EXERCISE PROMPT. For every line in the records that has the word "Norge", make a copy.

# # # # #

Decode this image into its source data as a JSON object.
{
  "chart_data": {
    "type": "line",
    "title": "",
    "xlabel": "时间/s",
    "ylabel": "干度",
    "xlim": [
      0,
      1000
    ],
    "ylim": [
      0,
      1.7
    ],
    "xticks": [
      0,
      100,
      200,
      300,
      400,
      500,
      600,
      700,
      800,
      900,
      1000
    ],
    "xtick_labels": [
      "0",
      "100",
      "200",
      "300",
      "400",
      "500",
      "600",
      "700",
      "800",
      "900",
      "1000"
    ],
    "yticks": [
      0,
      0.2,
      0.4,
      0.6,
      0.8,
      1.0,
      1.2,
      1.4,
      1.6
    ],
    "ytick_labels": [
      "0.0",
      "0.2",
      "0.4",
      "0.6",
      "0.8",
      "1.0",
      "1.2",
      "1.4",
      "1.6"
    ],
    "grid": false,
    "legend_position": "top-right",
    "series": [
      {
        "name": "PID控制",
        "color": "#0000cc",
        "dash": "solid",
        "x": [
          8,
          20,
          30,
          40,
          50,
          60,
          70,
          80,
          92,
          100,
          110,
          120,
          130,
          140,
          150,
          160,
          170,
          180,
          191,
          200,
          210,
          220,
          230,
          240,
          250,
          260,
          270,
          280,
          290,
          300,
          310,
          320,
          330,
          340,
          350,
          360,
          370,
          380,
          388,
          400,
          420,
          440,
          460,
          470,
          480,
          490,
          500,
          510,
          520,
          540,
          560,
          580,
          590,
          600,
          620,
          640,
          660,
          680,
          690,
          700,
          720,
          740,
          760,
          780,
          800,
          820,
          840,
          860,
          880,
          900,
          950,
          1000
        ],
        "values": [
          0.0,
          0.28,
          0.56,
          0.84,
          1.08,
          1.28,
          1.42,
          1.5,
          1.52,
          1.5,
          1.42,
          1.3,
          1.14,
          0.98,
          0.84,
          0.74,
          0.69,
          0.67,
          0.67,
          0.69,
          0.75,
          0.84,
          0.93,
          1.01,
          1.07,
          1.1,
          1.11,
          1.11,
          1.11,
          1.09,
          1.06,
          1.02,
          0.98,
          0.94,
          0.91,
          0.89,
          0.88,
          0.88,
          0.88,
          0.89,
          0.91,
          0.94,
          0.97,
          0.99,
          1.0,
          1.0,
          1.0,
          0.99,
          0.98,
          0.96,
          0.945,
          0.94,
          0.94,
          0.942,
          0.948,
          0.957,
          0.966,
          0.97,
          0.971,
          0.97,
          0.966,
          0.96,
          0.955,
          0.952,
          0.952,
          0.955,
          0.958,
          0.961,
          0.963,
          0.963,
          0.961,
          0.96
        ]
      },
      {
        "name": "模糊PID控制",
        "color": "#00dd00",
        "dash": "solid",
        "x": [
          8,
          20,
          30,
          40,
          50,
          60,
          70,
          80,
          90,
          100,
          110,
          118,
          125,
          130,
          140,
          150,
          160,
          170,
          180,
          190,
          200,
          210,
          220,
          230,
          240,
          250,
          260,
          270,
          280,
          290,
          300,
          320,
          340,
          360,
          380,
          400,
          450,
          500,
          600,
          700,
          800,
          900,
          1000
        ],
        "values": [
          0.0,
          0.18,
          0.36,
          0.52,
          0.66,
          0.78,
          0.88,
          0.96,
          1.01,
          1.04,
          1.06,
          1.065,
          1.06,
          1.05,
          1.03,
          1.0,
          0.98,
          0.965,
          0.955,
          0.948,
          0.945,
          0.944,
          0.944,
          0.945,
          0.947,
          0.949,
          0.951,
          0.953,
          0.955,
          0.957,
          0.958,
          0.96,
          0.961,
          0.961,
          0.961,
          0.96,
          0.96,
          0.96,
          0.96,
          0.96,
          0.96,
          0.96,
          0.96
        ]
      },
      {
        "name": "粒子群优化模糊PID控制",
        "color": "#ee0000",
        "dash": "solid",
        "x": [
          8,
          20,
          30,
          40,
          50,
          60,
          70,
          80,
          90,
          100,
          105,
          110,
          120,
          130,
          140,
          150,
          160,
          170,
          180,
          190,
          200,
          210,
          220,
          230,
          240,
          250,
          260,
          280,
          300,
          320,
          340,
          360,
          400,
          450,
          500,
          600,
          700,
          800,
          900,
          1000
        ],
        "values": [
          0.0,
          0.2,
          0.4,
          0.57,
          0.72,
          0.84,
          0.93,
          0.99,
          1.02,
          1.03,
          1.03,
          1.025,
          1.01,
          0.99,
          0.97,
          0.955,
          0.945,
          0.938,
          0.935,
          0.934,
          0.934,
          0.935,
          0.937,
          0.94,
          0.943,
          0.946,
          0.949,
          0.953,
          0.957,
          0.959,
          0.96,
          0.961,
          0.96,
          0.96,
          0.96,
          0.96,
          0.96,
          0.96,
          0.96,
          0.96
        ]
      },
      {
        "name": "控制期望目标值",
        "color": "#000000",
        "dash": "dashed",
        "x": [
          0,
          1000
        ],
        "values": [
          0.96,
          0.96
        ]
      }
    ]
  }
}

# # # # #

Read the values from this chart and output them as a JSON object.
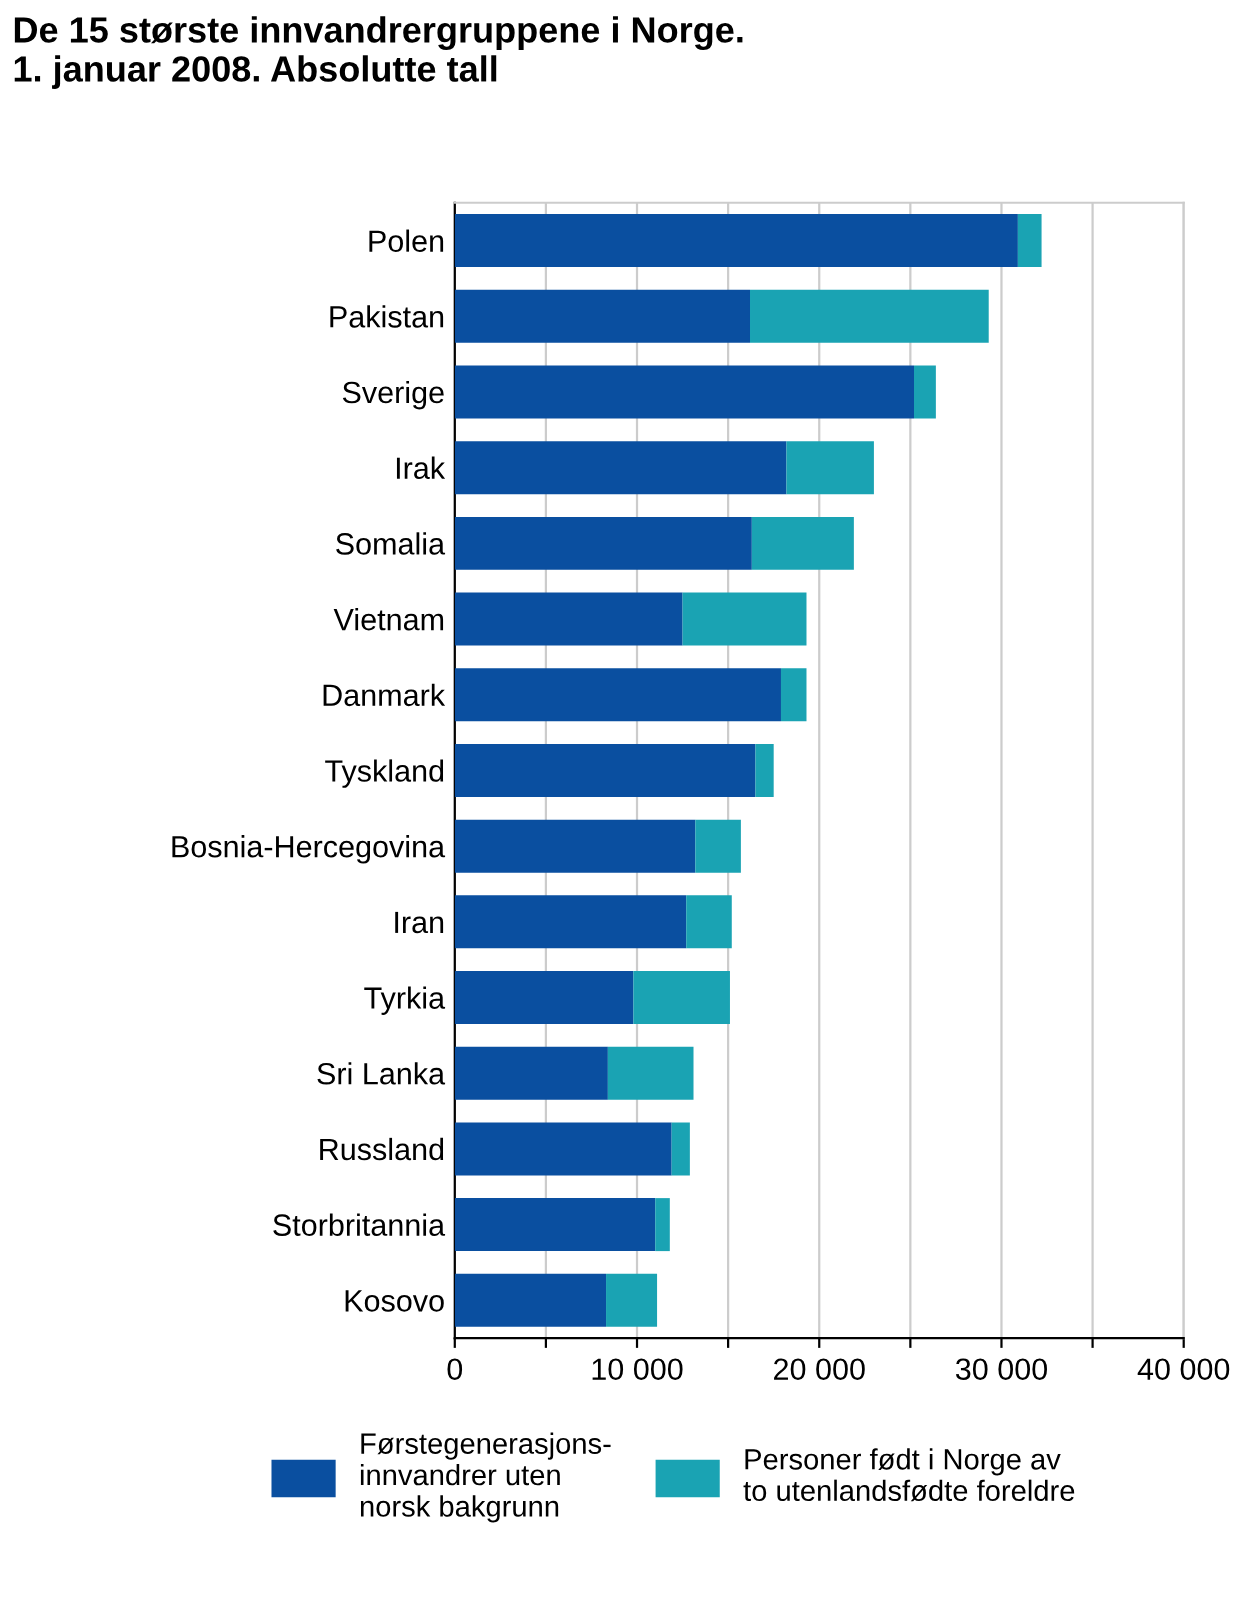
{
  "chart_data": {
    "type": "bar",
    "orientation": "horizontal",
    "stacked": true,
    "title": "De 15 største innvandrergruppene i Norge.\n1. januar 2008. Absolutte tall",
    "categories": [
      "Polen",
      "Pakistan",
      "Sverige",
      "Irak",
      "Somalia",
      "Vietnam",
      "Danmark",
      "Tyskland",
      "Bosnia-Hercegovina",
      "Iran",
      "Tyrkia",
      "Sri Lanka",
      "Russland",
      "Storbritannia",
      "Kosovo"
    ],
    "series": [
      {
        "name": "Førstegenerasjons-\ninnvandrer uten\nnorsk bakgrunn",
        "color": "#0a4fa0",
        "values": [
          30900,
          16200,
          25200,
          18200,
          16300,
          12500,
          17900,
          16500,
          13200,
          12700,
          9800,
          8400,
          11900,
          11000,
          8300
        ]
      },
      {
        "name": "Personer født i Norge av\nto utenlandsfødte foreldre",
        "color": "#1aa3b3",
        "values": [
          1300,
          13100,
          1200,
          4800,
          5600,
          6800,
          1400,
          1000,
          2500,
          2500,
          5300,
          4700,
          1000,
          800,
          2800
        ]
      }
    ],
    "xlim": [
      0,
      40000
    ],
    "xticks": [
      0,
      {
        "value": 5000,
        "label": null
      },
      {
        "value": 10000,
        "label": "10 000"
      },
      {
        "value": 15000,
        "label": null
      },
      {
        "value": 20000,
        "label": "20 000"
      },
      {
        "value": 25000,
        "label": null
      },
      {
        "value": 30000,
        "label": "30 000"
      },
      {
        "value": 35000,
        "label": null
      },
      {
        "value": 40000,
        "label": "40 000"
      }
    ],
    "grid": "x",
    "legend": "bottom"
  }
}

# # # # #

TASK RESULT.
    "title": "De 15 største innvandrergruppene i Norge.\n1. januar 2008. Absolutte tall",
        "name": "Personer født i Norge av\nto utenlandsfødte foreldre",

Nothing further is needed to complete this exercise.